• Written problem: Give the data again, word for word.
........
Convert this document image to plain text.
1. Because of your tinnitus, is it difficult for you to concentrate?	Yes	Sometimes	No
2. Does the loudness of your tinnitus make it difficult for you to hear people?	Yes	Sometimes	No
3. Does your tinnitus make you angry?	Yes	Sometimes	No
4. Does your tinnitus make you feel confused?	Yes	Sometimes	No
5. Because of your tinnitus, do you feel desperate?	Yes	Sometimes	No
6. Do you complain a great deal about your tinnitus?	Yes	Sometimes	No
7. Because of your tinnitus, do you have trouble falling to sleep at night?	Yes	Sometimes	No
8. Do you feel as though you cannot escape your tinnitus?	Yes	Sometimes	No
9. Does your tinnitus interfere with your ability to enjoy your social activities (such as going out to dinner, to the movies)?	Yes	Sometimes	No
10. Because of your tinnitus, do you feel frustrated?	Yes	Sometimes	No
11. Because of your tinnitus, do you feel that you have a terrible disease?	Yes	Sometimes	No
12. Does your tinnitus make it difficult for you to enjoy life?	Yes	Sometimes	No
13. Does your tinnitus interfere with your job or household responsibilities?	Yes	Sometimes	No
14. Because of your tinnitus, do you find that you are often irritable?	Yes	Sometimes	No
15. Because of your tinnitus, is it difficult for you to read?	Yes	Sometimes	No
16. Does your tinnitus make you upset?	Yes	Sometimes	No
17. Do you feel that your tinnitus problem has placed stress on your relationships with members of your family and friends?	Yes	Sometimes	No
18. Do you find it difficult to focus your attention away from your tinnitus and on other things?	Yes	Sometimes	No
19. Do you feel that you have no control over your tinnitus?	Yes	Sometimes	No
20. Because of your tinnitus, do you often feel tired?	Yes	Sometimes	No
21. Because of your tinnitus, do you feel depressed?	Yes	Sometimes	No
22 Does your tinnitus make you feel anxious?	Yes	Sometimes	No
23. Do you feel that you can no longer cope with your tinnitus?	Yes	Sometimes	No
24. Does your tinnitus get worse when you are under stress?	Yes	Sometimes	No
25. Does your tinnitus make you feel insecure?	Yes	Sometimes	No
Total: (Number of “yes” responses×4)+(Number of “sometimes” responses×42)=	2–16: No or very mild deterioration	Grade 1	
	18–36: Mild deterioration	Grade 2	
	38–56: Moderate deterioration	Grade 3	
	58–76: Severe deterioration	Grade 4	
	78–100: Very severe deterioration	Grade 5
........
• Exercise solution:
Convert this document image to plain text.
1. Because of your tinnitus, is it difficult for you to concentrate?	Yes	Sometimes	No
2. Does the loudness of your tinnitus make it difficult for you to hear people?	Yes	Sometimes	No
3. Does your tinnitus make you angry?	Yes	Sometimes	No
4. Does your tinnitus make you feel confused?	Yes	Sometimes	No
5. Because of your tinnitus, do you feel desperate?	Yes	Sometimes	No
6. Do you complain a great deal about your tinnitus?	Yes	Sometimes	No
7. Because of your tinnitus, do you have trouble falling to sleep at night?	Yes	Sometimes	No
8. Do you feel as though you cannot escape your tinnitus?	Yes	Sometimes	No
9. Does your tinnitus interfere with your ability to enjoy your social activities (such as going out to dinner, to the movies)?	Yes	Sometimes	No
10. Because of your tinnitus, do you feel frustrated?	Yes	Sometimes	No
11. Because of your tinnitus, do you feel that you have a terrible disease?	Yes	Sometimes	No
12. Does your tinnitus make it difficult for you to enjoy life?	Yes	Sometimes	No
13. Does your tinnitus interfere with your job or household responsibilities?	Yes	Sometimes	No
14. Because of your tinnitus, do you find that you are often irritable?	Yes	Sometimes	No
15. Because of your tinnitus, is it difficult for you to read?	Yes	Sometimes	No
16. Does your tinnitus make you upset?	Yes	Sometimes	No
17. Do you feel that your tinnitus problem has placed stress on your relationships with members of your family and friends?	Yes	Sometimes	No
18. Do you find it difficult to focus your attention away from your tinnitus and on other things?	Yes	Sometimes	No
19. Do you feel that you have no control over your tinnitus?	Yes	Sometimes	No
20. Because of your tinnitus, do you often feel tired?	Yes	Sometimes	No
21. Because of your tinnitus, do you feel depressed?	Yes	Sometimes	No
22 Does your tinnitus make you feel anxious?	Yes	Sometimes	No
23. Do you feel that you can no longer cope with your tinnitus?	Yes	Sometimes	No
24. Does your tinnitus get worse when you are under stress?	Yes	Sometimes	No
25. Does your tinnitus make you feel insecure?	Yes	Sometimes	No
Total: (Number of “yes” responses×4)+(Number of “sometimes” responses×42)=	2–16: No or very mild deterioration	Grade 1	
	18–36: Mild deterioration	Grade 2	
	38–56: Moderate deterioration	Grade 3	
	58–76: Severe deterioration	Grade 4	
	78–100: Very severe deterioration	Grade 5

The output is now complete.